ZNIEFF 310030073
Le Franc-Marais de Brimeux

(n° régional : 01040009)

Commentaires généraux

Le Franc marais s'étend sur la rive droite de la Canche au nord-ouest du village de Brimeux. Située à la confluence du Bras de Bronne et de la Canche, cette vaste zone humide est constituée à parts à peu près égales de pâtures humides à longuement inondables et de boisements hygrophiles (naturels et peupleraies). Le marais est drainé par un réseau de fossés. Les usages du marais déterminent la physionomie des différents secteurs : les prairies qui accueillent des bovins ou des chevaux présentent une végétation rase ponctuée de touffes de joncs dans les secteurs les plus fréquentés. Ces prairies sont parsemées de dépressions longuement inondables et de zones en mégaphorbiaies dans les secteurs les moins fréquentés par le bétail ou en limite des boisements. Séparant les deux secteurs de prairies, une large bande boisée est occupée par une forêt marécageuse plantée de peupliers dont certains sont dépérissants. Au sud-est, la zone boisée a été partiellement défrichée et aménagée pour la chasse (création d’un étang et réseau de chenaux entrecoupés de roselières et cariçaies, ouverture de layons).

→ **Extrait de source**
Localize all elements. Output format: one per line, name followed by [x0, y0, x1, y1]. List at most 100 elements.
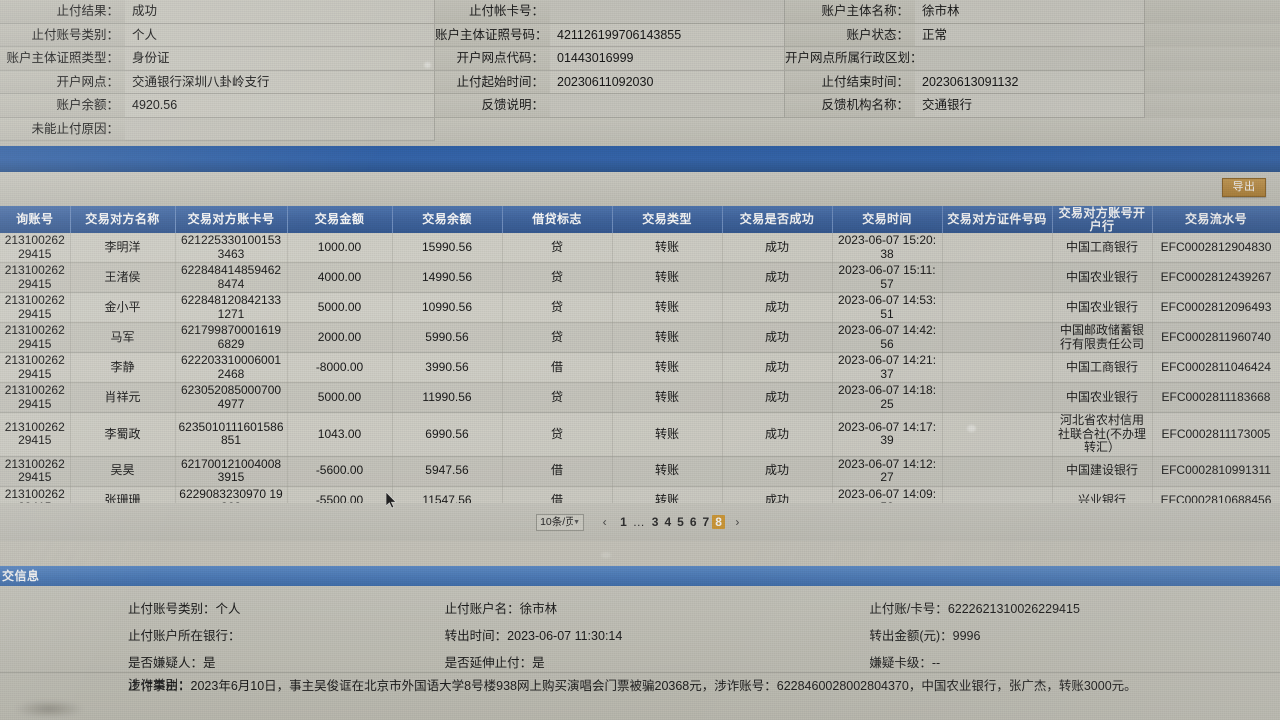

→ **Liste des consignes**
**a.** Pour chacune des affirmations suivantes, répondez par oui ou par non selon le texte sur le Franc-Marais de Brimeux, et citez les mots du texte qui tranchent. (i) Le Franc-Marais se trouve sur la rive gauche de la Canche. (ii) Le marais est drainé par un réseau de fossés. (iii) Au sud-est, un étang a été créé pour la chasse.
**b.** Traduisez en anglais la phrase suivante du texte sur le Franc-Marais de Brimeux : « Séparant les deux secteurs de prairies, une large bande boisée est occupée par une forêt marécageuse plantée de peupliers dont certains sont dépérissants. »

→ **Corrigé des exercices**
**a.**
(i) Non : « Le Franc marais s'étend sur la rive droite de la Canche »
(ii) Oui : « Le marais est drainé par un réseau de fossés. »
(iii) Oui : « la zone boisée a été partiellement défrichée et aménagée pour la chasse (création d’un étang »

**b.** Separating the two meadow areas, a wide wooded strip is occupied by a swamp forest planted with poplars, some of which are dying.